* **What is expected**
Can you give all the records again without altering a single character?

-- begin Extracted entries --

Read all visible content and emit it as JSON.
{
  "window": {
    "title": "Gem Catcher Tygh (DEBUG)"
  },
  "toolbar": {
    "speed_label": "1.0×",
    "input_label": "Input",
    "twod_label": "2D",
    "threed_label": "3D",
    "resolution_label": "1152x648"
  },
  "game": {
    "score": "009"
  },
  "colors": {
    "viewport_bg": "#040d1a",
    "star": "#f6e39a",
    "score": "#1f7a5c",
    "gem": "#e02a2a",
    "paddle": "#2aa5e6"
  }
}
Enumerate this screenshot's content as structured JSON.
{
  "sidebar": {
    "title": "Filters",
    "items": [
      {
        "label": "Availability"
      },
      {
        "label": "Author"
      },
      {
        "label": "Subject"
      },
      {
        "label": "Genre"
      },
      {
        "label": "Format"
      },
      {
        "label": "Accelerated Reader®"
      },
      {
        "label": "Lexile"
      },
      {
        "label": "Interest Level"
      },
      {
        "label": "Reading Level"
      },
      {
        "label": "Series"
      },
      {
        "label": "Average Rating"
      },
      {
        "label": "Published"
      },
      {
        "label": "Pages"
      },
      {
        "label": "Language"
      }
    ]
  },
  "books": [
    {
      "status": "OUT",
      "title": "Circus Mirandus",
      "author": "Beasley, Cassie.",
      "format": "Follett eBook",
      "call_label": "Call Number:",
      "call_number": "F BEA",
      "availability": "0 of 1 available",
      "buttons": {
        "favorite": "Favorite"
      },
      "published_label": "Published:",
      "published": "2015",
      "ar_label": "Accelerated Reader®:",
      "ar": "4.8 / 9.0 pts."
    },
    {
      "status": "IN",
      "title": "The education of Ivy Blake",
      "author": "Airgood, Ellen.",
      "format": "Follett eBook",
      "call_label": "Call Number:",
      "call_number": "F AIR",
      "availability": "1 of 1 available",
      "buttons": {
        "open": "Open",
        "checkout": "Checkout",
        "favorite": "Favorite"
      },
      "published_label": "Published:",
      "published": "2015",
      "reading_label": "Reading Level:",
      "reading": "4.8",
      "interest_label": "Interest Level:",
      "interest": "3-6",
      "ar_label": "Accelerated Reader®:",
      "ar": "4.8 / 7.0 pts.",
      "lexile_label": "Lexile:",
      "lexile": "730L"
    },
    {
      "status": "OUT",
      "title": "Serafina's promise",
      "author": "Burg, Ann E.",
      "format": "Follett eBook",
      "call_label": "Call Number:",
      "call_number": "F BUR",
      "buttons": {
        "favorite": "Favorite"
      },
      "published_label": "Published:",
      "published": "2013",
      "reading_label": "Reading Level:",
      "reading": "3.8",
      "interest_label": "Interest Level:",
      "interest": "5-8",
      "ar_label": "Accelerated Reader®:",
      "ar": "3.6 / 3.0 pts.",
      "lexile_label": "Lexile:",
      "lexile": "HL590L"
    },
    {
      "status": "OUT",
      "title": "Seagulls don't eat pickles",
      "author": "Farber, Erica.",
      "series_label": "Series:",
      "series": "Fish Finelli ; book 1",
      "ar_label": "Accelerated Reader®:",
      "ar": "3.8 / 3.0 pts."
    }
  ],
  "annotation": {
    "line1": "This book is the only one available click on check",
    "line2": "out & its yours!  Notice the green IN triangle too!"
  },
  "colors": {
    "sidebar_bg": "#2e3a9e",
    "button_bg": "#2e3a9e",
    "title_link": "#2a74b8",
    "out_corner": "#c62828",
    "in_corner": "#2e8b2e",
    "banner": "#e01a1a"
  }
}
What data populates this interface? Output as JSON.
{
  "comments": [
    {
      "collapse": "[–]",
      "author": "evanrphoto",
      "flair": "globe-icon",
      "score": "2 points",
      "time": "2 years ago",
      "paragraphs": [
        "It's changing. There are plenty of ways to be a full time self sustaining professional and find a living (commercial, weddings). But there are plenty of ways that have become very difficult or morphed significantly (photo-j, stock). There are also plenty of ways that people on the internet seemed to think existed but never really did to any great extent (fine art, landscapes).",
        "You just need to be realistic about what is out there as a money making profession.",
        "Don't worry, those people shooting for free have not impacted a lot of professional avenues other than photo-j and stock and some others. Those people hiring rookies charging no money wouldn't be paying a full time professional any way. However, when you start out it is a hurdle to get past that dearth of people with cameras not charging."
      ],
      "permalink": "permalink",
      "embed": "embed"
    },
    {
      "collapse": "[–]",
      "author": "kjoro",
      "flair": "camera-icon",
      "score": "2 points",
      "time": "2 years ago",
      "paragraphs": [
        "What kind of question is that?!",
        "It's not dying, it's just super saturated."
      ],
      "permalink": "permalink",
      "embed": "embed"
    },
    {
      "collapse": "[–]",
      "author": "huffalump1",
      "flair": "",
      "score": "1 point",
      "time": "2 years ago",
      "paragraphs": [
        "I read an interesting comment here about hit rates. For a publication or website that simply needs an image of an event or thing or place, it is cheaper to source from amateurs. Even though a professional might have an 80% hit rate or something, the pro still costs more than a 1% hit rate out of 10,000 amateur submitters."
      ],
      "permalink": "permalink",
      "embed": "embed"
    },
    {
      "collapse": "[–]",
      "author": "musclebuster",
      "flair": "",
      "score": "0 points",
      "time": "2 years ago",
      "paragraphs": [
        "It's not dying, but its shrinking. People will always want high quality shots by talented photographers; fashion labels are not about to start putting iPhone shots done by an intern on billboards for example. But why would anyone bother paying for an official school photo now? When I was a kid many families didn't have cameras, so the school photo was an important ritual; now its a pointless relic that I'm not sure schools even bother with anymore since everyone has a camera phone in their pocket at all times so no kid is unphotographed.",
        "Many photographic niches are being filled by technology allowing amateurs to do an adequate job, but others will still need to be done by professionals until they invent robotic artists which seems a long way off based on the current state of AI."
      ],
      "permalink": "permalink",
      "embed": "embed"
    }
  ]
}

-- end Extracted entries --

* **Output**
Read all visible content and emit it as JSON.
{
  "window": {
    "title": "Gem Catcher Tygh (DEBUG)"
  },
  "toolbar": {
    "speed_label": "1.0×",
    "input_label": "Input",
    "twod_label": "2D",
    "threed_label": "3D",
    "resolution_label": "1152x648"
  },
  "game": {
    "score": "009"
  },
  "colors": {
    "viewport_bg": "#040d1a",
    "star": "#f6e39a",
    "score": "#1f7a5c",
    "gem": "#e02a2a",
    "paddle": "#2aa5e6"
  }
}
Enumerate this screenshot's content as structured JSON.
{
  "sidebar": {
    "title": "Filters",
    "items": [
      {
        "label": "Availability"
      },
      {
        "label": "Author"
      },
      {
        "label": "Subject"
      },
      {
        "label": "Genre"
      },
      {
        "label": "Format"
      },
      {
        "label": "Accelerated Reader®"
      },
      {
        "label": "Lexile"
      },
      {
        "label": "Interest Level"
      },
      {
        "label": "Reading Level"
      },
      {
        "label": "Series"
      },
      {
        "label": "Average Rating"
      },
      {
        "label": "Published"
      },
      {
        "label": "Pages"
      },
      {
        "label": "Language"
      }
    ]
  },
  "books": [
    {
      "status": "OUT",
      "title": "Circus Mirandus",
      "author": "Beasley, Cassie.",
      "format": "Follett eBook",
      "call_label": "Call Number:",
      "call_number": "F BEA",
      "availability": "0 of 1 available",
      "buttons": {
        "favorite": "Favorite"
      },
      "published_label": "Published:",
      "published": "2015",
      "ar_label": "Accelerated Reader®:",
      "ar": "4.8 / 9.0 pts."
    },
    {
      "status": "IN",
      "title": "The education of Ivy Blake",
      "author": "Airgood, Ellen.",
      "format": "Follett eBook",
      "call_label": "Call Number:",
      "call_number": "F AIR",
      "availability": "1 of 1 available",
      "buttons": {
        "open": "Open",
        "checkout": "Checkout",
        "favorite": "Favorite"
      },
      "published_label": "Published:",
      "published": "2015",
      "reading_label": "Reading Level:",
      "reading": "4.8",
      "interest_label": "Interest Level:",
      "interest": "3-6",
      "ar_label": "Accelerated Reader®:",
      "ar": "4.8 / 7.0 pts.",
      "lexile_label": "Lexile:",
      "lexile": "730L"
    },
    {
      "status": "OUT",
      "title": "Serafina's promise",
      "author": "Burg, Ann E.",
      "format": "Follett eBook",
      "call_label": "Call Number:",
      "call_number": "F BUR",
      "buttons": {
        "favorite": "Favorite"
      },
      "published_label": "Published:",
      "published": "2013",
      "reading_label": "Reading Level:",
      "reading": "3.8",
      "interest_label": "Interest Level:",
      "interest": "5-8",
      "ar_label": "Accelerated Reader®:",
      "ar": "3.6 / 3.0 pts.",
      "lexile_label": "Lexile:",
      "lexile": "HL590L"
    },
    {
      "status": "OUT",
      "title": "Seagulls don't eat pickles",
      "author": "Farber, Erica.",
      "series_label": "Series:",
      "series": "Fish Finelli ; book 1",
      "ar_label": "Accelerated Reader®:",
      "ar": "3.8 / 3.0 pts."
    }
  ],
  "annotation": {
    "line1": "This book is the only one available click on check",
    "line2": "out & its yours!  Notice the green IN triangle too!"
  },
  "colors": {
    "sidebar_bg": "#2e3a9e",
    "button_bg": "#2e3a9e",
    "title_link": "#2a74b8",
    "out_corner": "#c62828",
    "in_corner": "#2e8b2e",
    "banner": "#e01a1a"
  }
}
What data populates this interface? Output as JSON.
{
  "comments": [
    {
      "collapse": "[–]",
      "author": "evanrphoto",
      "flair": "globe-icon",
      "score": "2 points",
      "time": "2 years ago",
      "paragraphs": [
        "It's changing. There are plenty of ways to be a full time self sustaining professional and find a living (commercial, weddings). But there are plenty of ways that have become very difficult or morphed significantly (photo-j, stock). There are also plenty of ways that people on the internet seemed to think existed but never really did to any great extent (fine art, landscapes).",
        "You just need to be realistic about what is out there as a money making profession.",
        "Don't worry, those people shooting for free have not impacted a lot of professional avenues other than photo-j and stock and some others. Those people hiring rookies charging no money wouldn't be paying a full time professional any way. However, when you start out it is a hurdle to get past that dearth of people with cameras not charging."
      ],
      "permalink": "permalink",
      "embed": "embed"
    },
    {
      "collapse": "[–]",
      "author": "kjoro",
      "flair": "camera-icon",
      "score": "2 points",
      "time": "2 years ago",
      "paragraphs": [
        "What kind of question is that?!",
        "It's not dying, it's just super saturated."
      ],
      "permalink": "permalink",
      "embed": "embed"
    },
    {
      "collapse": "[–]",
      "author": "huffalump1",
      "flair": "",
      "score": "1 point",
      "time": "2 years ago",
      "paragraphs": [
        "I read an interesting comment here about hit rates. For a publication or website that simply needs an image of an event or thing or place, it is cheaper to source from amateurs. Even though a professional might have an 80% hit rate or something, the pro still costs more than a 1% hit rate out of 10,000 amateur submitters."
      ],
      "permalink": "permalink",
      "embed": "embed"
    },
    {
      "collapse": "[–]",
      "author": "musclebuster",
      "flair": "",
      "score": "0 points",
      "time": "2 years ago",
      "paragraphs": [
        "It's not dying, but its shrinking. People will always want high quality shots by talented photographers; fashion labels are not about to start putting iPhone shots done by an intern on billboards for example. But why would anyone bother paying for an official school photo now? When I was a kid many families didn't have cameras, so the school photo was an important ritual; now its a pointless relic that I'm not sure schools even bother with anymore since everyone has a camera phone in their pocket at all times so no kid is unphotographed.",
        "Many photographic niches are being filled by technology allowing amateurs to do an adequate job, but others will still need to be done by professionals until they invent robotic artists which seems a long way off based on the current state of AI."
      ],
      "permalink": "permalink",
      "embed": "embed"
    }
  ]
}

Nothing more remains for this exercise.